**Job**
Below is a listing; copy all of it exactly.
[BEGIN Material provided]
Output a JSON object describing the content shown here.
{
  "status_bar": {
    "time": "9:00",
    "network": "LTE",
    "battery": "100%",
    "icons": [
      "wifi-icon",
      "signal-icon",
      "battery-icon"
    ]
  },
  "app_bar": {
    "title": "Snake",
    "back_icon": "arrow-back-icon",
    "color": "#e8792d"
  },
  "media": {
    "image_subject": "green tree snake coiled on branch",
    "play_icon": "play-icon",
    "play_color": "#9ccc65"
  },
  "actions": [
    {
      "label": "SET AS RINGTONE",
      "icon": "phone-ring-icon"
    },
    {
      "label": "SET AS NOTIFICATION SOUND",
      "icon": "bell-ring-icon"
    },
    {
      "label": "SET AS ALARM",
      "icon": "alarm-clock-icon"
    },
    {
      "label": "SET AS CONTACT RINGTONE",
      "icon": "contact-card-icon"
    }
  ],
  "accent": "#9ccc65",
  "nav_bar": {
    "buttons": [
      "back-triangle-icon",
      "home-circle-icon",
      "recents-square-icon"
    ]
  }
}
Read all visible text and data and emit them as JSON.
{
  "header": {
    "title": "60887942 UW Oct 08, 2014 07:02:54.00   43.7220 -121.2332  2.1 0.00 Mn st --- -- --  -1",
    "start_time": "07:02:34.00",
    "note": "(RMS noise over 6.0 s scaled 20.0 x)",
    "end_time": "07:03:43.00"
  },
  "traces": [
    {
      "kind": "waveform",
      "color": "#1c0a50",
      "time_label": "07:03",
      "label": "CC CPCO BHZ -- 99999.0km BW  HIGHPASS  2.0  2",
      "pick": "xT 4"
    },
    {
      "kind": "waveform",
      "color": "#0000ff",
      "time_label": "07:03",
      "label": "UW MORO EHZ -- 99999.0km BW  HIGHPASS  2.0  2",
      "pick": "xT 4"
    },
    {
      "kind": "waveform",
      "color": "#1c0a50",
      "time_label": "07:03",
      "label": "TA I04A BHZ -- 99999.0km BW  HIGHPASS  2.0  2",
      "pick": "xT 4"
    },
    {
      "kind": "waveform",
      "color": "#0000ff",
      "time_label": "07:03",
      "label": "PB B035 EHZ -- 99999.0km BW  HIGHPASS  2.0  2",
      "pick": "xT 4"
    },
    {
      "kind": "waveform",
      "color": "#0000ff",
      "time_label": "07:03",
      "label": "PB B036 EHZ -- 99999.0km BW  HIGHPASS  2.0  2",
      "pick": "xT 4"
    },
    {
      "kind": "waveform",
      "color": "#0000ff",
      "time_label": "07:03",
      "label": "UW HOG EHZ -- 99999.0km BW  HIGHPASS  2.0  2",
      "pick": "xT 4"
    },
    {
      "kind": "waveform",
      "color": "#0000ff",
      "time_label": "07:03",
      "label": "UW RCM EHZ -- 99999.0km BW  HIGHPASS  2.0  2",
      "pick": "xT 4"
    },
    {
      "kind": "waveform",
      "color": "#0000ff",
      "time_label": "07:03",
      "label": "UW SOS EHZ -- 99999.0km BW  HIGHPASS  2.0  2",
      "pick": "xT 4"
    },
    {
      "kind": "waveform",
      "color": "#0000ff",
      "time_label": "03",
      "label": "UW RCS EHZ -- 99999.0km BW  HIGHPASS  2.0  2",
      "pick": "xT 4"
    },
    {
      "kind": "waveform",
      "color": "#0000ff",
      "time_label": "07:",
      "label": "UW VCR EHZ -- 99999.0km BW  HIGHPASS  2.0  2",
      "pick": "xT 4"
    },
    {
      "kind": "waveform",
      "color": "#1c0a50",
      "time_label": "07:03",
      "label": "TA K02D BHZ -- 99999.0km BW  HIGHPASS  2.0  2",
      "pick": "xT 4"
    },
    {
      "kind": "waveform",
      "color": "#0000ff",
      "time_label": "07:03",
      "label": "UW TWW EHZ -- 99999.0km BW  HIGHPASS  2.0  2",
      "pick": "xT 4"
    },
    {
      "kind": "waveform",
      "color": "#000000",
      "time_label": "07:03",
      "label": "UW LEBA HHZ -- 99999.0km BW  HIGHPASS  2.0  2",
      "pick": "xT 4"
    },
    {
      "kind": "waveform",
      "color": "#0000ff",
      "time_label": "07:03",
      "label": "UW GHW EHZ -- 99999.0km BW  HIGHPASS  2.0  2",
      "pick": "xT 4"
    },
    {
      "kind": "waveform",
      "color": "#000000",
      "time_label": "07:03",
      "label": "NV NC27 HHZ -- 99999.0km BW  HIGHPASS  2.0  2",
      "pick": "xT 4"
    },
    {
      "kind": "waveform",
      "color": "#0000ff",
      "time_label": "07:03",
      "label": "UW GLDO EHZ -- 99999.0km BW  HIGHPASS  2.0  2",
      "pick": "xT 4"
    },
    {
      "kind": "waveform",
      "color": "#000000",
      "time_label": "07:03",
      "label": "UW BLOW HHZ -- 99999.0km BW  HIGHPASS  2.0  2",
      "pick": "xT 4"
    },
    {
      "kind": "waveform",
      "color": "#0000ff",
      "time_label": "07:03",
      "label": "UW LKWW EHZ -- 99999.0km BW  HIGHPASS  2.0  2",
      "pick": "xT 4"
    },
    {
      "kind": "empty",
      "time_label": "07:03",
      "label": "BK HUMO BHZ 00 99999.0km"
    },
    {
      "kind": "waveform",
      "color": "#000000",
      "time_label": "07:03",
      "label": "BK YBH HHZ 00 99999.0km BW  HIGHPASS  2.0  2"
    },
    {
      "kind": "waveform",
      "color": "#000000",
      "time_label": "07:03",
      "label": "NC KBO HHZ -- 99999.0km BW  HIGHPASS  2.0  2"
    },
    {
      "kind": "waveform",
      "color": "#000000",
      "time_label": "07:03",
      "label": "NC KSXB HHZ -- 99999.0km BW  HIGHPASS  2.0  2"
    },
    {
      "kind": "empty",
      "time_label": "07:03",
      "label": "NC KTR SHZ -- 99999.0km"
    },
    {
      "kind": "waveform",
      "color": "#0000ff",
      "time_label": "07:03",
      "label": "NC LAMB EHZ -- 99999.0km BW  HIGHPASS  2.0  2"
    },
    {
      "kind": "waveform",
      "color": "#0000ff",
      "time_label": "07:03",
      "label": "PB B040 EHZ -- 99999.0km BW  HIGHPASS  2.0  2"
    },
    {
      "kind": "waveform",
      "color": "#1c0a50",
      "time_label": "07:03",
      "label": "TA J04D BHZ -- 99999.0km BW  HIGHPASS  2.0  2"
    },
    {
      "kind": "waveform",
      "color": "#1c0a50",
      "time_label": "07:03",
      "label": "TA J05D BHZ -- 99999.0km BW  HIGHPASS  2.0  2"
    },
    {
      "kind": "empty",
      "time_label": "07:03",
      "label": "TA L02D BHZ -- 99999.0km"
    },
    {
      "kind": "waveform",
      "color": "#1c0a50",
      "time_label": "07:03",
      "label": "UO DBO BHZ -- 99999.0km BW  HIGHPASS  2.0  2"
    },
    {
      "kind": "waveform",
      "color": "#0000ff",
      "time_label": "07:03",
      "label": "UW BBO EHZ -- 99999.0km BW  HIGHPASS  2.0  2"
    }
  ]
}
[END Material provided]
**Correct answer**
Output a JSON object describing the content shown here.
{
  "status_bar": {
    "time": "9:00",
    "network": "LTE",
    "battery": "100%",
    "icons": [
      "wifi-icon",
      "signal-icon",
      "battery-icon"
    ]
  },
  "app_bar": {
    "title": "Snake",
    "back_icon": "arrow-back-icon",
    "color": "#e8792d"
  },
  "media": {
    "image_subject": "green tree snake coiled on branch",
    "play_icon": "play-icon",
    "play_color": "#9ccc65"
  },
  "actions": [
    {
      "label": "SET AS RINGTONE",
      "icon": "phone-ring-icon"
    },
    {
      "label": "SET AS NOTIFICATION SOUND",
      "icon": "bell-ring-icon"
    },
    {
      "label": "SET AS ALARM",
      "icon": "alarm-clock-icon"
    },
    {
      "label": "SET AS CONTACT RINGTONE",
      "icon": "contact-card-icon"
    }
  ],
  "accent": "#9ccc65",
  "nav_bar": {
    "buttons": [
      "back-triangle-icon",
      "home-circle-icon",
      "recents-square-icon"
    ]
  }
}
Read all visible text and data and emit them as JSON.
{
  "header": {
    "title": "60887942 UW Oct 08, 2014 07:02:54.00   43.7220 -121.2332  2.1 0.00 Mn st --- -- --  -1",
    "start_time": "07:02:34.00",
    "note": "(RMS noise over 6.0 s scaled 20.0 x)",
    "end_time": "07:03:43.00"
  },
  "traces": [
    {
      "kind": "waveform",
      "color": "#1c0a50",
      "time_label": "07:03",
      "label": "CC CPCO BHZ -- 99999.0km BW  HIGHPASS  2.0  2",
      "pick": "xT 4"
    },
    {
      "kind": "waveform",
      "color": "#0000ff",
      "time_label": "07:03",
      "label": "UW MORO EHZ -- 99999.0km BW  HIGHPASS  2.0  2",
      "pick": "xT 4"
    },
    {
      "kind": "waveform",
      "color": "#1c0a50",
      "time_label": "07:03",
      "label": "TA I04A BHZ -- 99999.0km BW  HIGHPASS  2.0  2",
      "pick": "xT 4"
    },
    {
      "kind": "waveform",
      "color": "#0000ff",
      "time_label": "07:03",
      "label": "PB B035 EHZ -- 99999.0km BW  HIGHPASS  2.0  2",
      "pick": "xT 4"
    },
    {
      "kind": "waveform",
      "color": "#0000ff",
      "time_label": "07:03",
      "label": "PB B036 EHZ -- 99999.0km BW  HIGHPASS  2.0  2",
      "pick": "xT 4"
    },
    {
      "kind": "waveform",
      "color": "#0000ff",
      "time_label": "07:03",
      "label": "UW HOG EHZ -- 99999.0km BW  HIGHPASS  2.0  2",
      "pick": "xT 4"
    },
    {
      "kind": "waveform",
      "color": "#0000ff",
      "time_label": "07:03",
      "label": "UW RCM EHZ -- 99999.0km BW  HIGHPASS  2.0  2",
      "pick": "xT 4"
    },
    {
      "kind": "waveform",
      "color": "#0000ff",
      "time_label": "07:03",
      "label": "UW SOS EHZ -- 99999.0km BW  HIGHPASS  2.0  2",
      "pick": "xT 4"
    },
    {
      "kind": "waveform",
      "color": "#0000ff",
      "time_label": "03",
      "label": "UW RCS EHZ -- 99999.0km BW  HIGHPASS  2.0  2",
      "pick": "xT 4"
    },
    {
      "kind": "waveform",
      "color": "#0000ff",
      "time_label": "07:",
      "label": "UW VCR EHZ -- 99999.0km BW  HIGHPASS  2.0  2",
      "pick": "xT 4"
    },
    {
      "kind": "waveform",
      "color": "#1c0a50",
      "time_label": "07:03",
      "label": "TA K02D BHZ -- 99999.0km BW  HIGHPASS  2.0  2",
      "pick": "xT 4"
    },
    {
      "kind": "waveform",
      "color": "#0000ff",
      "time_label": "07:03",
      "label": "UW TWW EHZ -- 99999.0km BW  HIGHPASS  2.0  2",
      "pick": "xT 4"
    },
    {
      "kind": "waveform",
      "color": "#000000",
      "time_label": "07:03",
      "label": "UW LEBA HHZ -- 99999.0km BW  HIGHPASS  2.0  2",
      "pick": "xT 4"
    },
    {
      "kind": "waveform",
      "color": "#0000ff",
      "time_label": "07:03",
      "label": "UW GHW EHZ -- 99999.0km BW  HIGHPASS  2.0  2",
      "pick": "xT 4"
    },
    {
      "kind": "waveform",
      "color": "#000000",
      "time_label": "07:03",
      "label": "NV NC27 HHZ -- 99999.0km BW  HIGHPASS  2.0  2",
      "pick": "xT 4"
    },
    {
      "kind": "waveform",
      "color": "#0000ff",
      "time_label": "07:03",
      "label": "UW GLDO EHZ -- 99999.0km BW  HIGHPASS  2.0  2",
      "pick": "xT 4"
    },
    {
      "kind": "waveform",
      "color": "#000000",
      "time_label": "07:03",
      "label": "UW BLOW HHZ -- 99999.0km BW  HIGHPASS  2.0  2",
      "pick": "xT 4"
    },
    {
      "kind": "waveform",
      "color": "#0000ff",
      "time_label": "07:03",
      "label": "UW LKWW EHZ -- 99999.0km BW  HIGHPASS  2.0  2",
      "pick": "xT 4"
    },
    {
      "kind": "empty",
      "time_label": "07:03",
      "label": "BK HUMO BHZ 00 99999.0km"
    },
    {
      "kind": "waveform",
      "color": "#000000",
      "time_label": "07:03",
      "label": "BK YBH HHZ 00 99999.0km BW  HIGHPASS  2.0  2"
    },
    {
      "kind": "waveform",
      "color": "#000000",
      "time_label": "07:03",
      "label": "NC KBO HHZ -- 99999.0km BW  HIGHPASS  2.0  2"
    },
    {
      "kind": "waveform",
      "color": "#000000",
      "time_label": "07:03",
      "label": "NC KSXB HHZ -- 99999.0km BW  HIGHPASS  2.0  2"
    },
    {
      "kind": "empty",
      "time_label": "07:03",
      "label": "NC KTR SHZ -- 99999.0km"
    },
    {
      "kind": "waveform",
      "color": "#0000ff",
      "time_label": "07:03",
      "label": "NC LAMB EHZ -- 99999.0km BW  HIGHPASS  2.0  2"
    },
    {
      "kind": "waveform",
      "color": "#0000ff",
      "time_label": "07:03",
      "label": "PB B040 EHZ -- 99999.0km BW  HIGHPASS  2.0  2"
    },
    {
      "kind": "waveform",
      "color": "#1c0a50",
      "time_label": "07:03",
      "label": "TA J04D BHZ -- 99999.0km BW  HIGHPASS  2.0  2"
    },
    {
      "kind": "waveform",
      "color": "#1c0a50",
      "time_label": "07:03",
      "label": "TA J05D BHZ -- 99999.0km BW  HIGHPASS  2.0  2"
    },
    {
      "kind": "empty",
      "time_label": "07:03",
      "label": "TA L02D BHZ -- 99999.0km"
    },
    {
      "kind": "waveform",
      "color": "#1c0a50",
      "time_label": "07:03",
      "label": "UO DBO BHZ -- 99999.0km BW  HIGHPASS  2.0  2"
    },
    {
      "kind": "waveform",
      "color": "#0000ff",
      "time_label": "07:03",
      "label": "UW BBO EHZ -- 99999.0km BW  HIGHPASS  2.0  2"
    }
  ]
}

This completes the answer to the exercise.